-- Begin Information given --
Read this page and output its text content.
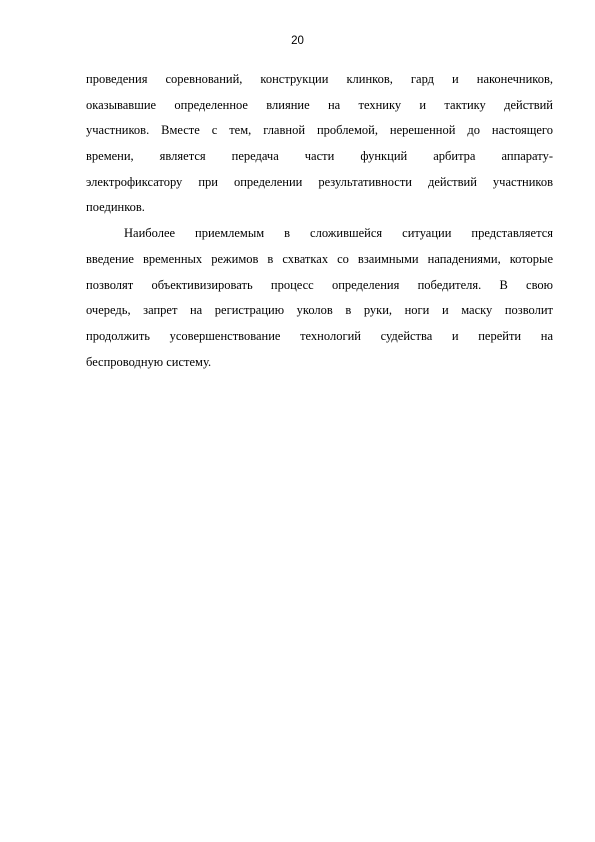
20
проведения соревнований, конструкции клинков, гард и наконечников,
оказывавшие определенное влияние на технику и тактику действий
участников. Вместе с тем, главной проблемой, нерешенной до настоящего
времени, является передача части функций арбитра аппарату-
электрофиксатору при определении результативности действий участников
поединков.
Наиболее приемлемым в сложившейся ситуации представляется
введение временных режимов в схватках со взаимными нападениями, которые
позволят объективизировать процесс определения победителя. В свою
очередь, запрет на регистрацию уколов в руки, ноги и маску позволит
продолжить усовершенствование технологий судейства и перейти на
беспроводную систему.
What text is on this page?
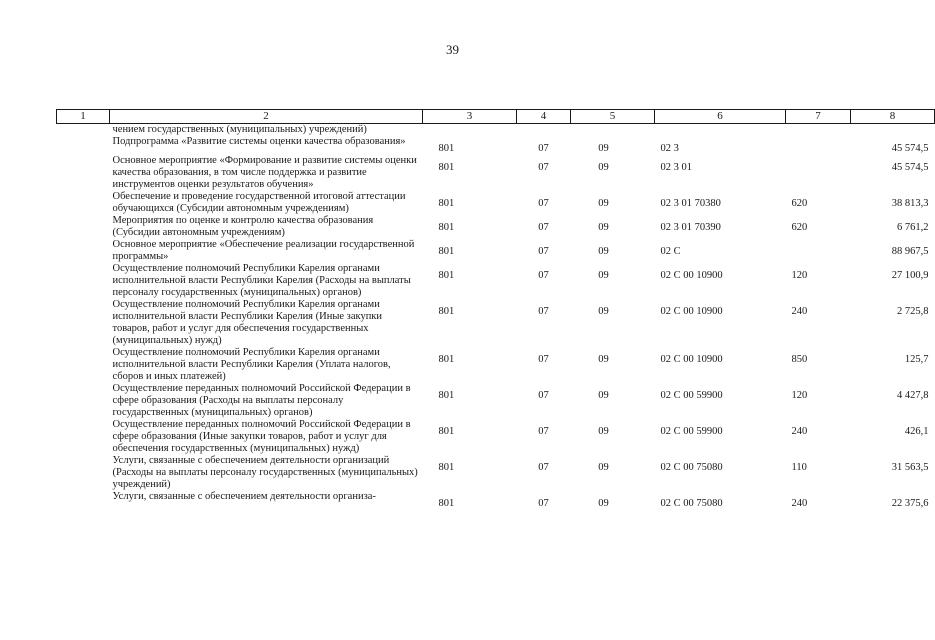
39
1	2	3	4	5	6	7	8
	чением государственных (муниципальных) учреждений)						
	Подпрограмма «Развитие системы оценки качества образования»	801	07	09	02 3		45 574,5
	Основное мероприятие «Формирование и развитие системы оценки качества образования, в том числе поддержка и развитие инструментов оценки результатов обучения»	801	07	09	02 3 01		45 574,5
	Обеспечение и проведение государственной итоговой аттестации обучающихся (Субсидии автономным учреждениям)	801	07	09	02 3 01 70380	620	38 813,3
	Мероприятия по оценке и контролю качества образования (Субсидии автономным учреждениям)	801	07	09	02 3 01 70390	620	6 761,2
	Основное мероприятие «Обеспечение реализации государственной программы»	801	07	09	02 С		88 967,5
	Осуществление полномочий Республики Карелия органами исполнительной власти Республики Карелия (Расходы на выплаты персоналу государственных (муниципальных) органов)	801	07	09	02 С 00 10900	120	27 100,9
	Осуществление полномочий Республики Карелия органами исполнительной власти Республики Карелия (Иные закупки товаров, работ и услуг для обеспечения государственных (муниципальных) нужд)	801	07	09	02 С 00 10900	240	2 725,8
	Осуществление полномочий Республики Карелия органами исполнительной власти Республики Карелия (Уплата налогов, сборов и иных платежей)	801	07	09	02 С 00 10900	850	125,7
	Осуществление переданных полномочий Российской Федерации в сфере образования (Расходы на выплаты персоналу государственных (муниципальных) органов)	801	07	09	02 С 00 59900	120	4 427,8
	Осуществление переданных полномочий Российской Федерации в сфере образования (Иные закупки товаров, работ и услуг для обеспечения государственных (муниципальных) нужд)	801	07	09	02 С 00 59900	240	426,1
	Услуги, связанные с обеспечением деятельности организаций (Расходы на выплаты персоналу государственных (муниципальных) учреждений)	801	07	09	02 С 00 75080	110	31 563,5
	Услуги, связанные с обеспечением деятельности организа-	801	07	09	02 С 00 75080	240	22 375,6
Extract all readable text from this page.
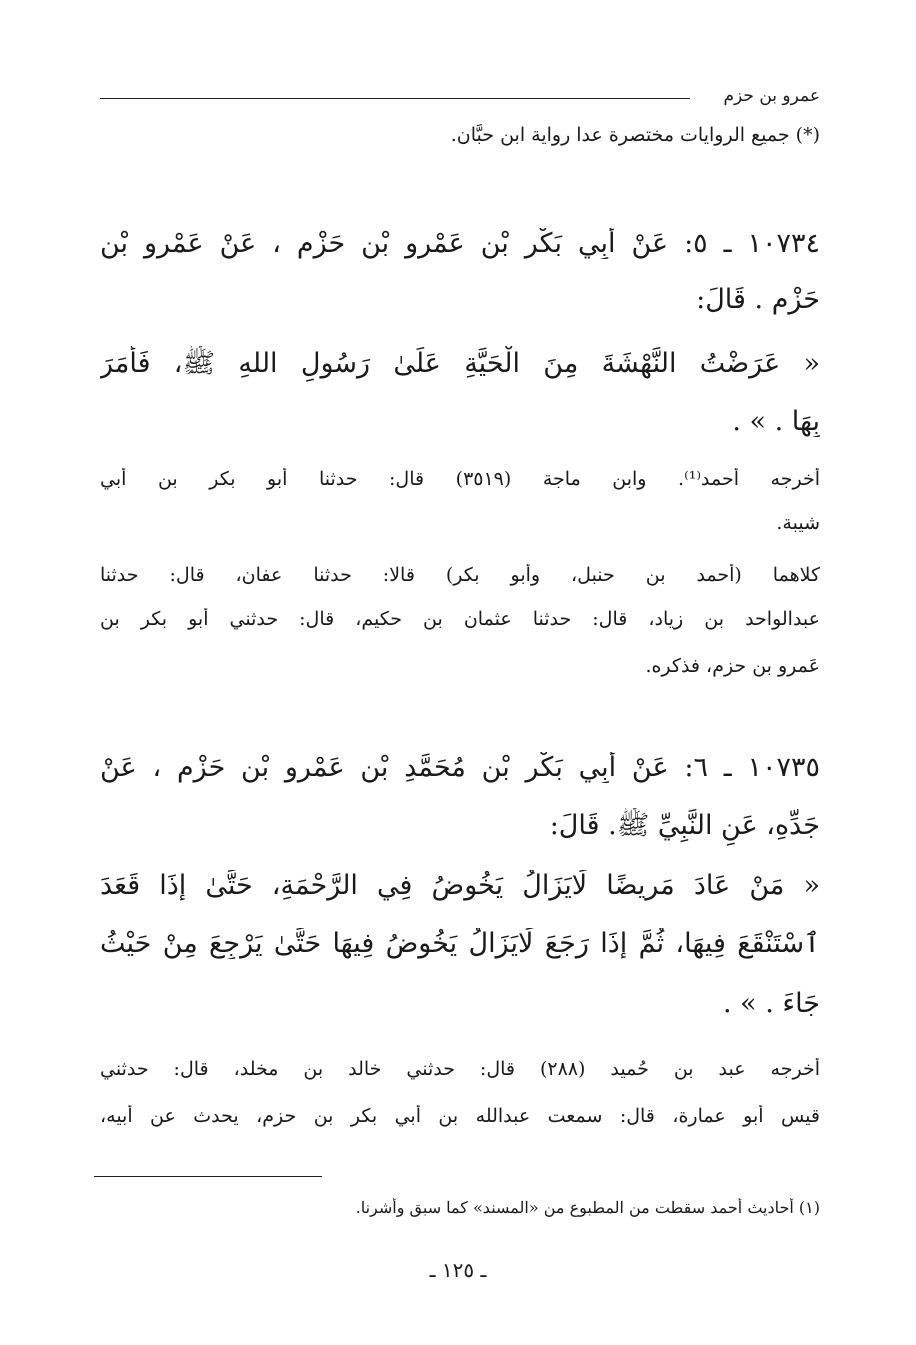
عمرو بن حزم
(*) جميع الروايات مختصرة عدا رواية ابن حبَّان.
١٠٧٣٤ ـ ٥: عَنْ أَبِي بَكْرِ بْنِ عَمْرِو بْنِ حَزْمٍ ، عَنْ عَمْرِو بْنِ
حَزْمٍ . قَالَ:
« عَرَضْتُ النَّهْشَةَ مِنَ الْحَيَّةِ عَلَىٰ رَسُولِ اللهِ ﷺ، فَأَمَرَ
بِهَا . » .
أخرجه أحمد⁽¹⁾. وابن ماجة (٣٥١٩) قال: حدثنا أبو بكر بن أبي
شيبة.
كلاهما (أحمد بن حنبل، وأبو بكر) قالا: حدثنا عفان، قال: حدثنا
عبدالواحد بن زياد، قال: حدثنا عثمان بن حكيم، قال: حدثني أبو بكر بن
عَمرو بن حزم، فذكره.
١٠٧٣٥ ـ ٦: عَنْ أَبِي بَكْرِ بْنِ مُحَمَّدِ بْنِ عَمْرِو بْنِ حَزْمٍ ، عَنْ
جَدِّهِ، عَنِ النَّبِيِّ ﷺ. قَالَ:
« مَنْ عَادَ مَرِيضًا لَايَزَالُ يَخُوضُ فِي الرَّحْمَةِ، حَتَّىٰ إِذَا قَعَدَ
ٱسْتَنْقَعَ فِيهَا، ثُمَّ إِذَا رَجَعَ لَايَزَالُ يَخُوضُ فِيهَا حَتَّىٰ يَرْجِعَ مِنْ حَيْثُ
جَاءَ . » .
أخرجه عبد بن حُميد (٢٨٨) قال: حدثني خالد بن مخلد، قال: حدثني
قيس أبو عمارة، قال: سمعت عبدالله بن أبي بكر بن حزم، يحدث عن أبيه،
(١) أحاديث أحمد سقطت من المطبوع من «المسند» كما سبق وأشرنا.
ـ ١٢٥ ـ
-- End Information given --
### [The problem]
Using the material above, retype each entry exactly and omit the pictures.

### [Response to the task]
Read this page and output its text content.
20
проведения соревнований, конструкции клинков, гард и наконечников,
оказывавшие определенное влияние на технику и тактику действий
участников. Вместе с тем, главной проблемой, нерешенной до настоящего
времени, является передача части функций арбитра аппарату-
электрофиксатору при определении результативности действий участников
поединков.
Наиболее приемлемым в сложившейся ситуации представляется
введение временных режимов в схватках со взаимными нападениями, которые
позволят объективизировать процесс определения победителя. В свою
очередь, запрет на регистрацию уколов в руки, ноги и маску позволит
продолжить усовершенствование технологий судейства и перейти на
беспроводную систему.
What text is on this page?
39
1	2	3	4	5	6	7	8
	чением государственных (муниципальных) учреждений)						
	Подпрограмма «Развитие системы оценки качества образования»	801	07	09	02 3		45 574,5
	Основное мероприятие «Формирование и развитие системы оценки качества образования, в том числе поддержка и развитие инструментов оценки результатов обучения»	801	07	09	02 3 01		45 574,5
	Обеспечение и проведение государственной итоговой аттестации обучающихся (Субсидии автономным учреждениям)	801	07	09	02 3 01 70380	620	38 813,3
	Мероприятия по оценке и контролю качества образования (Субсидии автономным учреждениям)	801	07	09	02 3 01 70390	620	6 761,2
	Основное мероприятие «Обеспечение реализации государственной программы»	801	07	09	02 С		88 967,5
	Осуществление полномочий Республики Карелия органами исполнительной власти Республики Карелия (Расходы на выплаты персоналу государственных (муниципальных) органов)	801	07	09	02 С 00 10900	120	27 100,9
	Осуществление полномочий Республики Карелия органами исполнительной власти Республики Карелия (Иные закупки товаров, работ и услуг для обеспечения государственных (муниципальных) нужд)	801	07	09	02 С 00 10900	240	2 725,8
	Осуществление полномочий Республики Карелия органами исполнительной власти Республики Карелия (Уплата налогов, сборов и иных платежей)	801	07	09	02 С 00 10900	850	125,7
	Осуществление переданных полномочий Российской Федерации в сфере образования (Расходы на выплаты персоналу государственных (муниципальных) органов)	801	07	09	02 С 00 59900	120	4 427,8
	Осуществление переданных полномочий Российской Федерации в сфере образования (Иные закупки товаров, работ и услуг для обеспечения государственных (муниципальных) нужд)	801	07	09	02 С 00 59900	240	426,1
	Услуги, связанные с обеспечением деятельности организаций (Расходы на выплаты персоналу государственных (муниципальных) учреждений)	801	07	09	02 С 00 75080	110	31 563,5
	Услуги, связанные с обеспечением деятельности организа-	801	07	09	02 С 00 75080	240	22 375,6
Extract all readable text from this page.
عمرو بن حزم
(*) جميع الروايات مختصرة عدا رواية ابن حبَّان.
١٠٧٣٤ ـ ٥: عَنْ أَبِي بَكْرِ بْنِ عَمْرِو بْنِ حَزْمٍ ، عَنْ عَمْرِو بْنِ
حَزْمٍ . قَالَ:
« عَرَضْتُ النَّهْشَةَ مِنَ الْحَيَّةِ عَلَىٰ رَسُولِ اللهِ ﷺ، فَأَمَرَ
بِهَا . » .
أخرجه أحمد⁽¹⁾. وابن ماجة (٣٥١٩) قال: حدثنا أبو بكر بن أبي
شيبة.
كلاهما (أحمد بن حنبل، وأبو بكر) قالا: حدثنا عفان، قال: حدثنا
عبدالواحد بن زياد، قال: حدثنا عثمان بن حكيم، قال: حدثني أبو بكر بن
عَمرو بن حزم، فذكره.
١٠٧٣٥ ـ ٦: عَنْ أَبِي بَكْرِ بْنِ مُحَمَّدِ بْنِ عَمْرِو بْنِ حَزْمٍ ، عَنْ
جَدِّهِ، عَنِ النَّبِيِّ ﷺ. قَالَ:
« مَنْ عَادَ مَرِيضًا لَايَزَالُ يَخُوضُ فِي الرَّحْمَةِ، حَتَّىٰ إِذَا قَعَدَ
ٱسْتَنْقَعَ فِيهَا، ثُمَّ إِذَا رَجَعَ لَايَزَالُ يَخُوضُ فِيهَا حَتَّىٰ يَرْجِعَ مِنْ حَيْثُ
جَاءَ . » .
أخرجه عبد بن حُميد (٢٨٨) قال: حدثني خالد بن مخلد، قال: حدثني
قيس أبو عمارة، قال: سمعت عبدالله بن أبي بكر بن حزم، يحدث عن أبيه،
(١) أحاديث أحمد سقطت من المطبوع من «المسند» كما سبق وأشرنا.
ـ ١٢٥ ـ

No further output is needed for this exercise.